-- START OF The records --
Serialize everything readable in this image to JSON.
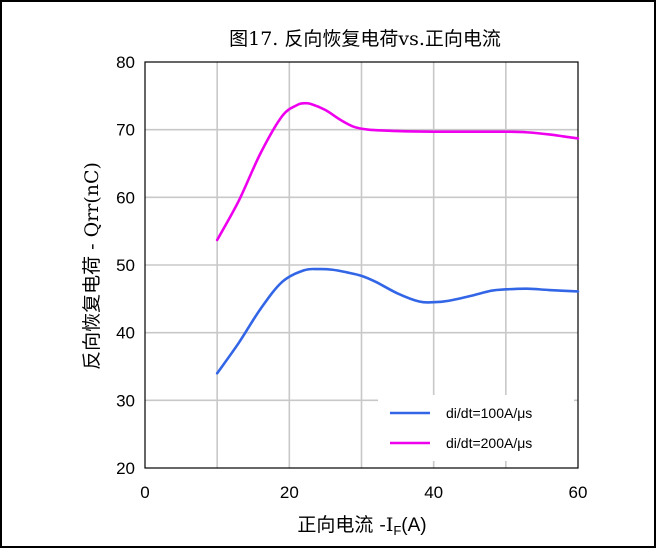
{
  "chart_data": {
    "type": "line",
    "title": "图17. 反向恢复电荷vs.正向电流",
    "xlabel": "正向电流 -I",
    "xlabel_sub": "F",
    "xlabel_suffix": "(A)",
    "ylabel": "反向恢复电荷 - Qrr(nC)",
    "xlim": [
      0,
      60
    ],
    "ylim": [
      20,
      80
    ],
    "xticks": [
      0,
      20,
      40,
      60
    ],
    "yticks": [
      20,
      30,
      40,
      50,
      60,
      70,
      80
    ],
    "x_minor_grid_step": 10,
    "grid": true,
    "legend_position": "bottom-right",
    "series": [
      {
        "name": "di/dt=100A/μs",
        "color": "#3366e6",
        "x": [
          10,
          13,
          16,
          19,
          22,
          24,
          26,
          28,
          30,
          32,
          35,
          38,
          40,
          42,
          45,
          48,
          50,
          53,
          56,
          60
        ],
        "y": [
          34.0,
          38.5,
          43.5,
          47.5,
          49.2,
          49.4,
          49.3,
          48.9,
          48.4,
          47.5,
          45.8,
          44.6,
          44.5,
          44.7,
          45.4,
          46.2,
          46.4,
          46.5,
          46.3,
          46.1
        ]
      },
      {
        "name": "di/dt=200A/μs",
        "color": "#ee00ee",
        "x": [
          10,
          13,
          16,
          19,
          21,
          22,
          23,
          25,
          27,
          29,
          31,
          35,
          40,
          45,
          50,
          53,
          56,
          58,
          60
        ],
        "y": [
          53.7,
          59.5,
          66.5,
          72.0,
          73.6,
          73.9,
          73.8,
          72.9,
          71.5,
          70.4,
          70.0,
          69.8,
          69.7,
          69.7,
          69.7,
          69.6,
          69.3,
          69.0,
          68.7
        ]
      }
    ]
  }
}
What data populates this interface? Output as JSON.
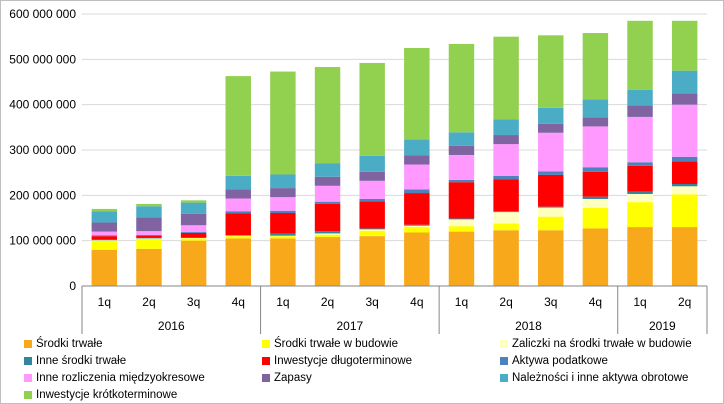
-- END OF The records --
• Exercise brief: Take every line from the data above that holds "this" and copy it out.

• Exercise answer:
Serialize everything readable in this image to JSON.
What data populates this interface? Output as JSON.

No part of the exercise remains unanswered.